━━━ PROVIDED RECORDS
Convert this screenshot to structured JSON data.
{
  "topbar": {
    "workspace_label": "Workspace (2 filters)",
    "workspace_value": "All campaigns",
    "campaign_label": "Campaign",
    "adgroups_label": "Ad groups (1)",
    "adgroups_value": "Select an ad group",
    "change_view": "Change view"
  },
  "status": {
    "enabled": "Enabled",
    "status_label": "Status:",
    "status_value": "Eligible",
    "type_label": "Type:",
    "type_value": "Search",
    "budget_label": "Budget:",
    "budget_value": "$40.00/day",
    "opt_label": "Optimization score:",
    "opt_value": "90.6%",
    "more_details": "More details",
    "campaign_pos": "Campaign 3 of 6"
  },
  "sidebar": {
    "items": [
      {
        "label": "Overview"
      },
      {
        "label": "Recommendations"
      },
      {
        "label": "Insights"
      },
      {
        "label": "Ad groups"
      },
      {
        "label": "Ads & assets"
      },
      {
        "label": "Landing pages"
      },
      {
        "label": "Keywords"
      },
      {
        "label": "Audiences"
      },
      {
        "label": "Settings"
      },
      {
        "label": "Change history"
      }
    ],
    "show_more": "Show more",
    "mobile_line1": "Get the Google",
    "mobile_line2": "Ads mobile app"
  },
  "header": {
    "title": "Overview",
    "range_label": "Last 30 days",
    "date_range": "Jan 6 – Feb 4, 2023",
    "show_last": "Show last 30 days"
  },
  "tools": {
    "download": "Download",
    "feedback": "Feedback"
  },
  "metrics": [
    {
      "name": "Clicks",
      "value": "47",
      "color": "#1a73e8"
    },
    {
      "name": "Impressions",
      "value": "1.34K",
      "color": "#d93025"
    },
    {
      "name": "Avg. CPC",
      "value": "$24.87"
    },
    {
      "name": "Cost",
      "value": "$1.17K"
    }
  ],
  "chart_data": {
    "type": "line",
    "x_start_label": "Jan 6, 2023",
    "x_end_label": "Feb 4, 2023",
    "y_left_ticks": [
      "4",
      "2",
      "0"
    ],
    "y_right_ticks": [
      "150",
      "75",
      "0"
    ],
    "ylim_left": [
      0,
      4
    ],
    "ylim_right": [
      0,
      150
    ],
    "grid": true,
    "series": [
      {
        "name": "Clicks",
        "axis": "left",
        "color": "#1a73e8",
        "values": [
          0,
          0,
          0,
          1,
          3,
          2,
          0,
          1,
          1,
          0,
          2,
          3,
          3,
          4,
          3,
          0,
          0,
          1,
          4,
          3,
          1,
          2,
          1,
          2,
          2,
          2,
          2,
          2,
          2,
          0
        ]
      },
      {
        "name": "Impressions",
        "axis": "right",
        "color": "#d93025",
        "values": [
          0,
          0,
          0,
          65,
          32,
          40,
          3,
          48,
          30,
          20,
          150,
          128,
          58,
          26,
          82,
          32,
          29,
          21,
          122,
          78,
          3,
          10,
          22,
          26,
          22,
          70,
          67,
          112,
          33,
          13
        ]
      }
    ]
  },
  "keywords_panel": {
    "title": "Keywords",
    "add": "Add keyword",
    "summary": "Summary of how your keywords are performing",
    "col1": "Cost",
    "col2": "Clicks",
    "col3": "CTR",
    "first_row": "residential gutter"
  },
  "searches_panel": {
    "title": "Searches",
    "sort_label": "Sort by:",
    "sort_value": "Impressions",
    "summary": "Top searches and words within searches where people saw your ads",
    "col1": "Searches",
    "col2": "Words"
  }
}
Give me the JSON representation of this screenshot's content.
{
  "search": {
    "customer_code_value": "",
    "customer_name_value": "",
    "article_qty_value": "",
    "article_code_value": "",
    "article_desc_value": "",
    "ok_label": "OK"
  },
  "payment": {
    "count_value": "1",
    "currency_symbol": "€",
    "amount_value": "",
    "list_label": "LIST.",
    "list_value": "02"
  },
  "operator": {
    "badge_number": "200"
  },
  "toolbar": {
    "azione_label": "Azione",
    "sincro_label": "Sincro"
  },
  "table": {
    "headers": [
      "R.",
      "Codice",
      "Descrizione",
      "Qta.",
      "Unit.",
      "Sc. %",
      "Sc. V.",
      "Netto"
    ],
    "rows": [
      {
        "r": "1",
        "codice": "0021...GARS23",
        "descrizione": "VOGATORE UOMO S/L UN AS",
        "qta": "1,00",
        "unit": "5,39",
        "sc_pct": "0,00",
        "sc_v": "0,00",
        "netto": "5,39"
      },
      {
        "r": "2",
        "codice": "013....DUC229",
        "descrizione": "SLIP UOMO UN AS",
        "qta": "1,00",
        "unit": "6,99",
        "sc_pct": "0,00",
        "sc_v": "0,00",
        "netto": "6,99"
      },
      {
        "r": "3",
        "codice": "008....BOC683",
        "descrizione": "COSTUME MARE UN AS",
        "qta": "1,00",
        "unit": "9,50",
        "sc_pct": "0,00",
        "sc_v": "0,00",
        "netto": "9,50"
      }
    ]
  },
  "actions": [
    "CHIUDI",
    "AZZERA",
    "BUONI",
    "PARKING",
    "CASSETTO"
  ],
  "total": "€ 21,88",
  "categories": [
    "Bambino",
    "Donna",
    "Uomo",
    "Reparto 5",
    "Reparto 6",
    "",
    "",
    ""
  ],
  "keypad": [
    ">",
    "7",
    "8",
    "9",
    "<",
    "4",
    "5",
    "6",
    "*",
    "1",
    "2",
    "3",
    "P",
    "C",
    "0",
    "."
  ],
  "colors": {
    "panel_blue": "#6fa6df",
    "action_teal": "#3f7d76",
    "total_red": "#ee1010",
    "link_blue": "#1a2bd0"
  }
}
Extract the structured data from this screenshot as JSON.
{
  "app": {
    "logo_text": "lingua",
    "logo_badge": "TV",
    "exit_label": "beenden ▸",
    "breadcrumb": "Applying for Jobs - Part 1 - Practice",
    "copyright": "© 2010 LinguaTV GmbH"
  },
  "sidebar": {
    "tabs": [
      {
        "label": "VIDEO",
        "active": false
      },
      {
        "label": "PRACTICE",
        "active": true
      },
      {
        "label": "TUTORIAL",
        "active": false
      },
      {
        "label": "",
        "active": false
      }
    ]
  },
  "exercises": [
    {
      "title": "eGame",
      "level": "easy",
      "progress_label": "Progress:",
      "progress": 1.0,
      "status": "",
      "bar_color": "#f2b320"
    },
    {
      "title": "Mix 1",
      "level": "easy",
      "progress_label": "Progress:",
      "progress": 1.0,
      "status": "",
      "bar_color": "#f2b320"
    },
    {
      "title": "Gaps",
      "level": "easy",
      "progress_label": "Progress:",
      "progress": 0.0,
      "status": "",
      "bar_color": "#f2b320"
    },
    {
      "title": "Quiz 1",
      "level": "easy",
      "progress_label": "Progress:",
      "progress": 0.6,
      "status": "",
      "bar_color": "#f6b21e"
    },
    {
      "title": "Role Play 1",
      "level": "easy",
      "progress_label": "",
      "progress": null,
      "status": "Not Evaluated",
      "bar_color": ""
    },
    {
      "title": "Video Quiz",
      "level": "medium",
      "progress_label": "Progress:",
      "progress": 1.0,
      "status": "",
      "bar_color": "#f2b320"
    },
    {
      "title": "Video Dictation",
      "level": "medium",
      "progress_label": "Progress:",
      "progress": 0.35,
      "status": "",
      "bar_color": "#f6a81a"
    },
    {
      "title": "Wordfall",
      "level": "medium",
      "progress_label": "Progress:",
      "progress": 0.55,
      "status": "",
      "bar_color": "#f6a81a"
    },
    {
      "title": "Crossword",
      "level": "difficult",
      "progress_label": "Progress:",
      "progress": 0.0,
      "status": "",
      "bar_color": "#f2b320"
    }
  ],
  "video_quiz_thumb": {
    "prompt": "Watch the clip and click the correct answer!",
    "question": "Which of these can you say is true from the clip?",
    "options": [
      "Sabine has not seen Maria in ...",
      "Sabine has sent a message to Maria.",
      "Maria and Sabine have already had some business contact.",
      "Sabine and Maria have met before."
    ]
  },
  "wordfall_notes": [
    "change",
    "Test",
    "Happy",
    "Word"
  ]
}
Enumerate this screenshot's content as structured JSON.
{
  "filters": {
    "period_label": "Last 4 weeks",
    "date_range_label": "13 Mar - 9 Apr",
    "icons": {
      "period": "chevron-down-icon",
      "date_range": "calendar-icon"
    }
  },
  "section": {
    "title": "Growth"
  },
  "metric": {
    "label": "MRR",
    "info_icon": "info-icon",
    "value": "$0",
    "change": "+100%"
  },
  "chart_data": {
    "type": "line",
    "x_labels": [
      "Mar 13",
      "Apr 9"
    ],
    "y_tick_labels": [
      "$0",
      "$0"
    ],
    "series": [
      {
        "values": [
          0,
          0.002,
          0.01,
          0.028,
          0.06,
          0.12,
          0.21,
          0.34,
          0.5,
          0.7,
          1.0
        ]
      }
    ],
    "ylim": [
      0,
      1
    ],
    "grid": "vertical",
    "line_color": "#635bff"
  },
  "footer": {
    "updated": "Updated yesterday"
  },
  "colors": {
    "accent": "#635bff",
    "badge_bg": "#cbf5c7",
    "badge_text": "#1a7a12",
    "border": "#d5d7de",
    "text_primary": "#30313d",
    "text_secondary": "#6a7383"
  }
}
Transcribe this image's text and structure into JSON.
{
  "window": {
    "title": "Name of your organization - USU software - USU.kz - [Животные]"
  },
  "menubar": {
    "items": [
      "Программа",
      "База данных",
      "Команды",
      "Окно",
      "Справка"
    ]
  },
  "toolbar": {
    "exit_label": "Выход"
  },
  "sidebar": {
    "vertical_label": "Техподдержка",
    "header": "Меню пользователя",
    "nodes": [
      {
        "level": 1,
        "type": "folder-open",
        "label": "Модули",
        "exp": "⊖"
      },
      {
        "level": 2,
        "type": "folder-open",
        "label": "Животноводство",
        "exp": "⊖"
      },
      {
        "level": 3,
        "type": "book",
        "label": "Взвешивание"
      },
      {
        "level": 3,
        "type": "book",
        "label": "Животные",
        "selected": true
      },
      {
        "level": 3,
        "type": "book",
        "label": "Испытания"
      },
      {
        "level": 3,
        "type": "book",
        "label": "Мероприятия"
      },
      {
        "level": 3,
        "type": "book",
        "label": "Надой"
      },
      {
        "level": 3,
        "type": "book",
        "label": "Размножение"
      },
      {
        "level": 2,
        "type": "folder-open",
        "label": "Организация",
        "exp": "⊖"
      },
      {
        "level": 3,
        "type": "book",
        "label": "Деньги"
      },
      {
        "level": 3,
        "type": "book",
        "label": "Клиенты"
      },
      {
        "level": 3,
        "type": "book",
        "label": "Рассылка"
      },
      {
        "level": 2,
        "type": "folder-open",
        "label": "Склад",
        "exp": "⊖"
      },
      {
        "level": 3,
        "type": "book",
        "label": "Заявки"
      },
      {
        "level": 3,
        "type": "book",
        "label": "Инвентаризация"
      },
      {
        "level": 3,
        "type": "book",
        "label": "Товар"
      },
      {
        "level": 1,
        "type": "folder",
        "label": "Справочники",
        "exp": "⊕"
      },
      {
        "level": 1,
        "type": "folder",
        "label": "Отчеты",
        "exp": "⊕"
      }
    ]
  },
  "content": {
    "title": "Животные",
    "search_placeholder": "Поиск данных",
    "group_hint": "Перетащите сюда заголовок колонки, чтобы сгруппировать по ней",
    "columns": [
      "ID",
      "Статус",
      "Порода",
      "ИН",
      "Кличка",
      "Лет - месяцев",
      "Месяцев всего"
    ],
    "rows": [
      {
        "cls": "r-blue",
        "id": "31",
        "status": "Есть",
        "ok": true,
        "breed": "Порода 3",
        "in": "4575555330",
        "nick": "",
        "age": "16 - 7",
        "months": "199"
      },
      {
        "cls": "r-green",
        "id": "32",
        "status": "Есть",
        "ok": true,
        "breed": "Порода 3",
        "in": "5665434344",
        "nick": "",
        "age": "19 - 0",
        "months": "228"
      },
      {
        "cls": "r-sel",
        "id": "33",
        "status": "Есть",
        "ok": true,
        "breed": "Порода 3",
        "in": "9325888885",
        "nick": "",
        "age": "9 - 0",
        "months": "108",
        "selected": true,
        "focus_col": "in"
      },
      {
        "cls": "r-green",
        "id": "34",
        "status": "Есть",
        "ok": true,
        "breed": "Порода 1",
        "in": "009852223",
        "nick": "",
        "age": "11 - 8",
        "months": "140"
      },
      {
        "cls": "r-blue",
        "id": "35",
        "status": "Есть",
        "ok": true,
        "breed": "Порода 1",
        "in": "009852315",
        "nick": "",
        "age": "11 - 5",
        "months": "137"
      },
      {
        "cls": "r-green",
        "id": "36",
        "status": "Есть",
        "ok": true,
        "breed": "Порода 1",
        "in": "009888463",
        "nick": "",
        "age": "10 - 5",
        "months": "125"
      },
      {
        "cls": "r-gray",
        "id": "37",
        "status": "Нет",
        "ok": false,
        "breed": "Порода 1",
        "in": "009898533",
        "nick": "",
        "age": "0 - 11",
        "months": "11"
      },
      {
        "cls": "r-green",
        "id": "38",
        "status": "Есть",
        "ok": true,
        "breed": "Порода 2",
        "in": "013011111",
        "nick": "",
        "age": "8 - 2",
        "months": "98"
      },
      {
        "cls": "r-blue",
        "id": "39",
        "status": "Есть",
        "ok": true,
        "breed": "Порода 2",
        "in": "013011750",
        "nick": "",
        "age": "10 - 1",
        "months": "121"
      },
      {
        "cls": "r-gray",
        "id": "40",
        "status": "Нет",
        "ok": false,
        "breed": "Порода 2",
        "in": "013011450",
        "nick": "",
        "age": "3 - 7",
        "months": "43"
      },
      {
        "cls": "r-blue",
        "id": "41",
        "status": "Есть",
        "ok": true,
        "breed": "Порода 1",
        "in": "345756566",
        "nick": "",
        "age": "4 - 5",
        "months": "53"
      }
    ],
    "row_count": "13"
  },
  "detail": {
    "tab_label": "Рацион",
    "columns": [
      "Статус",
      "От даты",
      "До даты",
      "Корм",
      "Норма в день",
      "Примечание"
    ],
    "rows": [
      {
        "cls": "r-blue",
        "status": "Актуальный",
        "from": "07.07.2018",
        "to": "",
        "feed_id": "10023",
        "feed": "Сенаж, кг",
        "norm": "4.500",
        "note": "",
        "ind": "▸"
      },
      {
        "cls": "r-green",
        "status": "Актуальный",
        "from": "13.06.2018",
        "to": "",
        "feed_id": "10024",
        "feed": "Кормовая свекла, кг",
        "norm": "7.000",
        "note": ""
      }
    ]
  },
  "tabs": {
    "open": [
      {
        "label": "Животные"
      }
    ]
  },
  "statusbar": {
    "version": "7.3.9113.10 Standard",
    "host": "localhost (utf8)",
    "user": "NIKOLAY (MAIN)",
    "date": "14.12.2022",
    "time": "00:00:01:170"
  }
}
━━━━━━
Pull out every line above that holds the word "Животные".

    "title": "Name of your organization - USU software - USU.kz - [Животные]"
        "label": "Животные",
    "title": "Животные",
        "label": "Животные"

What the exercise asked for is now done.